For each line of the data below that holds "icon", copy the line.

───── Dataset records ─────

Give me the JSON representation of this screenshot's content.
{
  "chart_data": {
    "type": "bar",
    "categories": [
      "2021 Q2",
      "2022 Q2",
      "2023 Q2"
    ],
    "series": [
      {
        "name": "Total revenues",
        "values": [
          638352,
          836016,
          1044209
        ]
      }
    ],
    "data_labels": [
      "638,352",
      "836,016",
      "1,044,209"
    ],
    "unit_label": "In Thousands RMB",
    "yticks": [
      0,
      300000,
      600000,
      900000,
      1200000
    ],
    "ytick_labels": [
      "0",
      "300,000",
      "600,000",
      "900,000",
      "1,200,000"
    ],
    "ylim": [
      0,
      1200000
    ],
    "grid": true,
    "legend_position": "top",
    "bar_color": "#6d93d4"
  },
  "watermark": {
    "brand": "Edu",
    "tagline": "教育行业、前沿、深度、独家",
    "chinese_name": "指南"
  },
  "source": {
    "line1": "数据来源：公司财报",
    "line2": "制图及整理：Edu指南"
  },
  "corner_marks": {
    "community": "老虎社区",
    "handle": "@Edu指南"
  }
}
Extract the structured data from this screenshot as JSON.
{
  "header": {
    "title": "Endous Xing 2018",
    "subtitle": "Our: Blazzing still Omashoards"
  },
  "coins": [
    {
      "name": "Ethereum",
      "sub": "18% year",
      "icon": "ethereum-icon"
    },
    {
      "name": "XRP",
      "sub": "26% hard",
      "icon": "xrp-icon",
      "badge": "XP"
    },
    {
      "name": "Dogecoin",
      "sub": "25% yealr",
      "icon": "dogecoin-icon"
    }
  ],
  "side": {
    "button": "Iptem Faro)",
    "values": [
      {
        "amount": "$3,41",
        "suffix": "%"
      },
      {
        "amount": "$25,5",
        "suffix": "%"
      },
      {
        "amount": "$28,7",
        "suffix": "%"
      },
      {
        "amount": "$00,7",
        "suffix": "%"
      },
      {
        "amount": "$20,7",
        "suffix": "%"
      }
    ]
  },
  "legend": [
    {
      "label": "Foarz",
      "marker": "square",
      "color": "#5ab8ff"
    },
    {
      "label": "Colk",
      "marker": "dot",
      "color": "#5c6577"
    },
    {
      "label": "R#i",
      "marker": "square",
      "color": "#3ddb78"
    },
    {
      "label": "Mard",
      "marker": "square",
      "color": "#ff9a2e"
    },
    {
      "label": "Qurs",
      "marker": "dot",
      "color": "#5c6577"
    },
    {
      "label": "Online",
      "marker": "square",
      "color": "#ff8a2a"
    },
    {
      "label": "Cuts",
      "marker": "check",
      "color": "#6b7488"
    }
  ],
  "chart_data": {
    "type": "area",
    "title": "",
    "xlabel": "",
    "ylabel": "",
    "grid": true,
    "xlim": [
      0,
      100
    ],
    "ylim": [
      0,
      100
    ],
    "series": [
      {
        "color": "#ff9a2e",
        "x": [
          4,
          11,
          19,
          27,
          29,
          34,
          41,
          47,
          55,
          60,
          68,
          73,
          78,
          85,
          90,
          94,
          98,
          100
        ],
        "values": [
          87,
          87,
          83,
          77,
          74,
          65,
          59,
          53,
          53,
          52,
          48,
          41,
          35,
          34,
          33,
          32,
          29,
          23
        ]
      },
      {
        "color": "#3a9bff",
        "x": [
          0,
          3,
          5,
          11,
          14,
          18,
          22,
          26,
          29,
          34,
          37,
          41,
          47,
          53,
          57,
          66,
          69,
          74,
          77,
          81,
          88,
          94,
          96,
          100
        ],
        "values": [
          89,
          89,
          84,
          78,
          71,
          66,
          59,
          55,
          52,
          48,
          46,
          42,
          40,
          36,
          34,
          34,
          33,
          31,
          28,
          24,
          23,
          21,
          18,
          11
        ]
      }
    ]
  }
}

─────

__Result below__
      "icon": "ethereum-icon"
      "icon": "xrp-icon",
      "icon": "dogecoin-icon"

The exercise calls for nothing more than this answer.